In the listing that follows, count each line where the word "ylabel" appears; write nothing but the count.
--- START OF Records shown ---
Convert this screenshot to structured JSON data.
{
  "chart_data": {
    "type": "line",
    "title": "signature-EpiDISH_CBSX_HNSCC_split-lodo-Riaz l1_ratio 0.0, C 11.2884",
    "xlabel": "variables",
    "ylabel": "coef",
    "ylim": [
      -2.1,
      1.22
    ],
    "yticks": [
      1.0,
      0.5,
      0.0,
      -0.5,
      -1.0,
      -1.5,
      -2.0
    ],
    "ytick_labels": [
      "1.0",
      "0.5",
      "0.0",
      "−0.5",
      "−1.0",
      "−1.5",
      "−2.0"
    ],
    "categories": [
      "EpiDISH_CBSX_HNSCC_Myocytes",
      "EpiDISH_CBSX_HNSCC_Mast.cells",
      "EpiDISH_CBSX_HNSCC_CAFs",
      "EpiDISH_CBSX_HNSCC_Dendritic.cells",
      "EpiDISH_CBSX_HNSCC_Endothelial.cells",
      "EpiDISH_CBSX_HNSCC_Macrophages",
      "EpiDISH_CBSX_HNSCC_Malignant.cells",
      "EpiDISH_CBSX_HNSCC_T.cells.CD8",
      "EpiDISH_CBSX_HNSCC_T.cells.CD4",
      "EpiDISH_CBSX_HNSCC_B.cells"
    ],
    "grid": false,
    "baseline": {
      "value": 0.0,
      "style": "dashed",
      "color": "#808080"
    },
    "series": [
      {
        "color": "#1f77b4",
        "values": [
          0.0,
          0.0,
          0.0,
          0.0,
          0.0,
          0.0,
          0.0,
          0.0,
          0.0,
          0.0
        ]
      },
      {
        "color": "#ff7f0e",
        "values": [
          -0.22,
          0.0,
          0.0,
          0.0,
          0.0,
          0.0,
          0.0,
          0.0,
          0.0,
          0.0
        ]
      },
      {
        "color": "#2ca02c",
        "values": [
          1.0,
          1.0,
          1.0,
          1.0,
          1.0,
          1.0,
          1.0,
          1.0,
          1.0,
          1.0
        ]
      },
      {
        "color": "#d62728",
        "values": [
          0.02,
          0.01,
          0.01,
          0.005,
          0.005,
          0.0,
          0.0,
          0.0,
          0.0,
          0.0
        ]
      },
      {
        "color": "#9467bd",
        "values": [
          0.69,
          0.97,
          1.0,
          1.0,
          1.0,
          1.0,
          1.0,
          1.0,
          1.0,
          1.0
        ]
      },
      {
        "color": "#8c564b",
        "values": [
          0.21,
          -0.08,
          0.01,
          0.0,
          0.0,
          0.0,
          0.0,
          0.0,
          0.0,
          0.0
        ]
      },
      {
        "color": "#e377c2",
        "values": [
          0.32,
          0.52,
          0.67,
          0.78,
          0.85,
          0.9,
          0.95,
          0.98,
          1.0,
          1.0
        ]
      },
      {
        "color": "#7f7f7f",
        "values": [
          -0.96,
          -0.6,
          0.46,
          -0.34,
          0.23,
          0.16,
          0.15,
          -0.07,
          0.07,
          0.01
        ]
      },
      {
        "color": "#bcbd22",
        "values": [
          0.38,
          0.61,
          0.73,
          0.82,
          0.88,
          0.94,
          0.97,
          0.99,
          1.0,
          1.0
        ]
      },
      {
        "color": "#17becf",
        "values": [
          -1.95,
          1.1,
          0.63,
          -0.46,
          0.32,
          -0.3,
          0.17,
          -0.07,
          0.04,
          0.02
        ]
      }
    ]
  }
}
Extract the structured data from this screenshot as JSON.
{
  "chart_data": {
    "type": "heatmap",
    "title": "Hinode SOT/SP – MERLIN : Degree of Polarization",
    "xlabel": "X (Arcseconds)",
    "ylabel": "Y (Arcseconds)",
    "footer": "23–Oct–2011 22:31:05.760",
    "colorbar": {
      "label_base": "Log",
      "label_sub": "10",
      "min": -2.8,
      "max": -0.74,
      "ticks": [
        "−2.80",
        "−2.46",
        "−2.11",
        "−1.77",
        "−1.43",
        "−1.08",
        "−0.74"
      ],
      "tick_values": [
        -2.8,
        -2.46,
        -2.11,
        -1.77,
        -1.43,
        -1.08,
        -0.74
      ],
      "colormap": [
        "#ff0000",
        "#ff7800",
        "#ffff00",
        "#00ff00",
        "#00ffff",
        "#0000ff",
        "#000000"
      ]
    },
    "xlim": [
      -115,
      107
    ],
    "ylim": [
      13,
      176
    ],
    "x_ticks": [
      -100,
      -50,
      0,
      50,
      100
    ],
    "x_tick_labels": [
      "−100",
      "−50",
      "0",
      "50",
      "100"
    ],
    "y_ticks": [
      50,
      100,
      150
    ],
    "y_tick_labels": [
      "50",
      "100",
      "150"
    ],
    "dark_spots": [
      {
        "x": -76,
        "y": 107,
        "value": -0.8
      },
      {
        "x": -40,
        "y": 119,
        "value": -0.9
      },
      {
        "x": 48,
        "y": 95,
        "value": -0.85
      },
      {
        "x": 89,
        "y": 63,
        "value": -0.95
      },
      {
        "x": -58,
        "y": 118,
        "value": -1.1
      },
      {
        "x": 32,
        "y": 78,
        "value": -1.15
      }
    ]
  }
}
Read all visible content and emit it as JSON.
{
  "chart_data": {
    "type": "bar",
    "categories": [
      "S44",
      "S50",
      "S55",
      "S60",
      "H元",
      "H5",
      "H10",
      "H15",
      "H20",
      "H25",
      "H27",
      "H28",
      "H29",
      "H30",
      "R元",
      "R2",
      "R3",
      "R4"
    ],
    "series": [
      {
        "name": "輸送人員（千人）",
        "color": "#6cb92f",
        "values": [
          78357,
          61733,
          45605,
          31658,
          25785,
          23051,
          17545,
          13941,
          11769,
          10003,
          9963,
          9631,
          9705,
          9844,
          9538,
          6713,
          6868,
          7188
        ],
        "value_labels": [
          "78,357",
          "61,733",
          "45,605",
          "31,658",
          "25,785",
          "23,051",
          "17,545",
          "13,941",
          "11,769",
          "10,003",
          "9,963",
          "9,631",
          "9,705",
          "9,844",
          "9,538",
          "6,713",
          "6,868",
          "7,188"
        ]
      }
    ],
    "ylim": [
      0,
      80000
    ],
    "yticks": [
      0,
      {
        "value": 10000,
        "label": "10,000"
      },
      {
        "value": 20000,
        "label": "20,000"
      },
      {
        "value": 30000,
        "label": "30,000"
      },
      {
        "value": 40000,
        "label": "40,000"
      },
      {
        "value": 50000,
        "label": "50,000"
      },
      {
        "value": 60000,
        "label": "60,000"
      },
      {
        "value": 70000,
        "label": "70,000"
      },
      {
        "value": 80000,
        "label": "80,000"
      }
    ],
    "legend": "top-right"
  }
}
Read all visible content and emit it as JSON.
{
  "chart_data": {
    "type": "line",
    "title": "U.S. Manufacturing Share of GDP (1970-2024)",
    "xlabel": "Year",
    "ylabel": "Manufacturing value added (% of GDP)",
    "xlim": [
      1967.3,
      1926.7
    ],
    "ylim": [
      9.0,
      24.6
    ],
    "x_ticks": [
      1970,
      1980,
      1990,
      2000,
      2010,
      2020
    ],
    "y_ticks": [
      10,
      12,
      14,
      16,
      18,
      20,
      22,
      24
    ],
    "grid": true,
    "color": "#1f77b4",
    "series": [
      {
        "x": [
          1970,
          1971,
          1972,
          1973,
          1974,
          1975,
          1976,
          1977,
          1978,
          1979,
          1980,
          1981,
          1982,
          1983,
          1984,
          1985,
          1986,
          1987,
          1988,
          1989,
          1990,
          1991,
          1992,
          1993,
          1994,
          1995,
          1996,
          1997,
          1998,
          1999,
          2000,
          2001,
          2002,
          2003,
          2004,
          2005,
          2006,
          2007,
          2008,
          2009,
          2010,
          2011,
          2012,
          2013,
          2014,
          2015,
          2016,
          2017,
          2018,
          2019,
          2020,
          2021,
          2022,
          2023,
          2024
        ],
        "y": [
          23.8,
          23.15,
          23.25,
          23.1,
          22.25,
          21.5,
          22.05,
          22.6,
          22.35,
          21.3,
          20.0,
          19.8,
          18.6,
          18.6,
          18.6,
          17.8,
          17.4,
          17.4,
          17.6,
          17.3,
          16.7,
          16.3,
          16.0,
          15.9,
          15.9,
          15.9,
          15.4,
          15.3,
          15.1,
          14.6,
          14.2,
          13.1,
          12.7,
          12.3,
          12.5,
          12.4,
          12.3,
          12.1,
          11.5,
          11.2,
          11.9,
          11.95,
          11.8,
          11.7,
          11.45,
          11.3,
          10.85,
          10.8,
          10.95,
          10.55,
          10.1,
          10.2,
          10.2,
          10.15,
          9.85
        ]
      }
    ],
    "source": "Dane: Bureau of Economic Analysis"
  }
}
--- END OF Records shown ---
■ Response
3